>>
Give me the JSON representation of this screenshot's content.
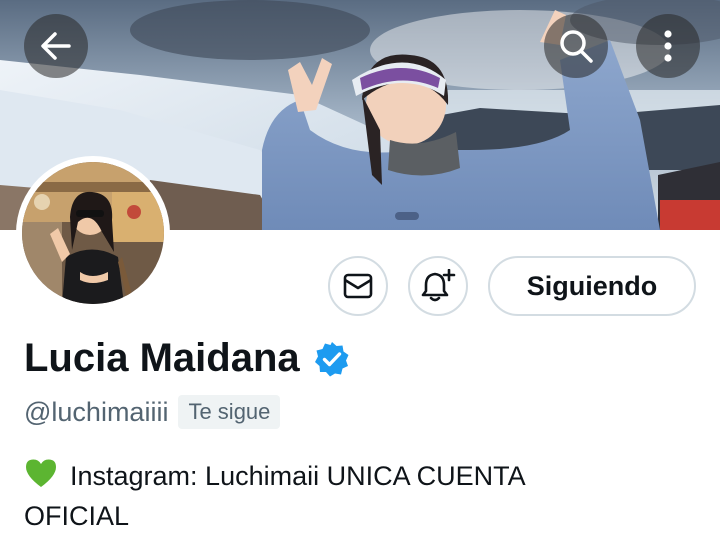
{
  "profile": {
    "name": "Lucia Maidana",
    "handle": "@luchimaiiii",
    "follows_you_badge": "Te sigue",
    "bio_line1": "Instagram: Luchimaii  UNICA CUENTA",
    "bio_line2": "OFICIAL",
    "verified": true
  },
  "actions": {
    "follow_label": "Siguiendo"
  },
  "icons": {
    "back": "arrow-left-icon",
    "search": "search-icon",
    "more": "more-vertical-icon",
    "message": "envelope-icon",
    "notify": "bell-plus-icon",
    "verified": "verified-badge-icon",
    "bio_emoji": "green-heart-emoji"
  },
  "colors": {
    "verified_blue": "#1d9bf0",
    "text_primary": "#0f1419",
    "text_secondary": "#536471",
    "button_border": "#d3dce2",
    "heart_green": "#5cb531"
  }
}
<<
■ Problem to work on ■
Extract the full listing above verbatim; pictures are to be left out of the copy.

■ Task output ■
Give me the JSON representation of this screenshot's content.
{
  "profile": {
    "name": "Lucia Maidana",
    "handle": "@luchimaiiii",
    "follows_you_badge": "Te sigue",
    "bio_line1": "Instagram: Luchimaii  UNICA CUENTA",
    "bio_line2": "OFICIAL",
    "verified": true
  },
  "actions": {
    "follow_label": "Siguiendo"
  },
  "icons": {
    "back": "arrow-left-icon",
    "search": "search-icon",
    "more": "more-vertical-icon",
    "message": "envelope-icon",
    "notify": "bell-plus-icon",
    "verified": "verified-badge-icon",
    "bio_emoji": "green-heart-emoji"
  },
  "colors": {
    "verified_blue": "#1d9bf0",
    "text_primary": "#0f1419",
    "text_secondary": "#536471",
    "button_border": "#d3dce2",
    "heart_green": "#5cb531"
  }
}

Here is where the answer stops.